STATE OF NEW JERSEY, PLAINTIFF-RESPONDENT,
v.
RENARD JOSEPH, DEFENDANT-APPELLANT.



On appeal from the Superior Court of New Jersey, Law Division, Essex County, Indictment No. 08-04-1097.

The opinion of the court was delivered by: Parrillo, P.J.A.D.

APPROVED FOR PUBLICATION

Submitted April 30, 2012

Before Judges Parrillo, Grall and Alvarez.

Tried by a jury, defendant Renard Joseph was convicted of three counts of first-degree armed robbery, N.J.S.A. 2C:15-1(b), and second-degree possession of a handgun for an unlawful purpose, N.J.S.A. 2C:39-4(a), and one count of third-degree unlawful possession of a weapon, N.J.S.A. 2C:39-5(b). On the armed robbery convictions, he was sentenced to concurrent eighteen-year prison terms, each with an eighty-five-percent period of parole ineligibility pursuant to the No Early Release Act (NERA), N.J.S.A. 2C:43-7.2, and on the second-degree weapons offenses, to concurrent five-year terms with a five-year period of parole ineligibility. The third-degree weapons offense was merged into one of the second-degree weapons convictions. Appropriate fees and penalties were also imposed.

The armed robberies of three individuals occurred around 9:40 a.m. on December 28, 2007, at a beauty salon on Springfield Avenue in Newark, where Gloria Reed and Keisha Munroe were patrons and Mary Luz Hernandez worked as a beautician. According to the State's proofs, Munroe saw a man, later identified by all three women as defendant, enter the salon and tap Hernandez twice. When Hernandez ignored him, defendant sat down next to Munroe and attempted to grab her purse. Munroe moved the purse before he could take it, and asked what he wanted. At that time, she saw a gun with a "skinny barrel" in his hand. Defendant demanded her "stuff," got up from the chair, and told Munroe that he also wanted her rings as he walked towards Hernandez. Munroe gave him ninety dollars and her engagement ring set.
----
* [What you are asked to do]
Carry on the appellate opinion in State of New Jersey v. Renard Joseph, starting right after its final sentence about Munroe handing over ninety dollars and her engagement ring set.

* [Material]
----
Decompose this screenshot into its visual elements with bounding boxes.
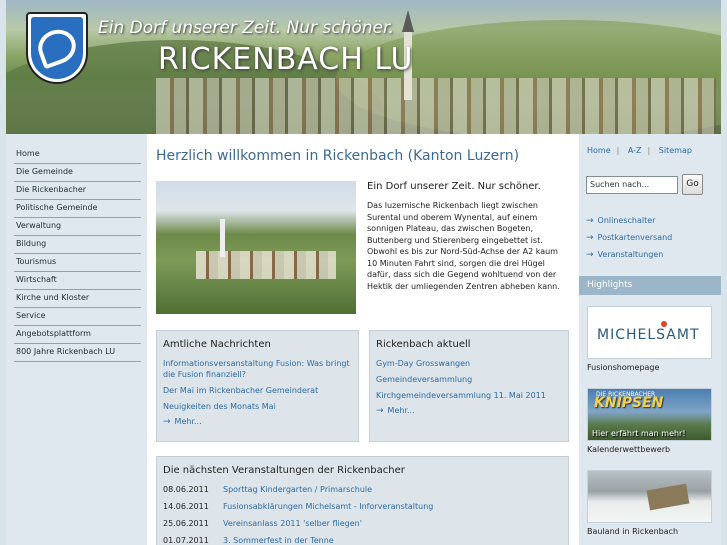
----
* [Result]
Reed, who had fallen asleep, was awakened by Hernandez's voice saying "what do you want?" She saw defendant standing by Hernandez. Reed heard him tell Hernandez, "I'm not playin," and "take the fuckin' rings off." Both Reed and Hernandez saw him pull from a bag a black revolver with a long barrel. Hernandez took off her engagement ring, and gave it to him. Defendant then pointed the gun at Reed's face, and demanded money. When Reed replied that she did not carry money, he told her to take off her engagement ring and give it to him, which she did.

After he took their money and jewelry, defendant ordered the women at gunpoint to walk to the back of the salon. When Reed refused, he walked out. By Munroe's estimate, the entire incident lasted between five and ten minutes. All three victims got a good look at the robber as the salon was well lit.

After defendant left, Reed got into her car, which was parked directly in front of the salon, and chased him about eight blocks to Tenth Street, while Munroe called the Newark Police Department (Newark PD). At some point, defendant turned around and looked directly at Reed before running into a cemetery. Reed lost sight of him, and when she returned to the salon, the police were there. She told a police officer about the chase, and he drove her back to the cemetery but they did not find the suspect.

At 10:15 a.m., Detective Gerardo Rodriguez and Sergeant Lee Douglas of the Newark PD responded to a call of a robbery at the beauty salon. While Rodriguez briefly investigated the scene, the three victims were transported separately to police headquarters, where they continued to be separated.

Rodriguez first took Munroe to a small room with a computer containing a database of photographs of individuals previously arrested in Essex County. The database was part of the High Intensity Drug-Trafficking Area (HIDA) system. Rodriguez was trained on "[h]ow to set up the parameters, how to switch from six photos to six other photos, [and] how to set up photo displays," but was not trained on how to save a search.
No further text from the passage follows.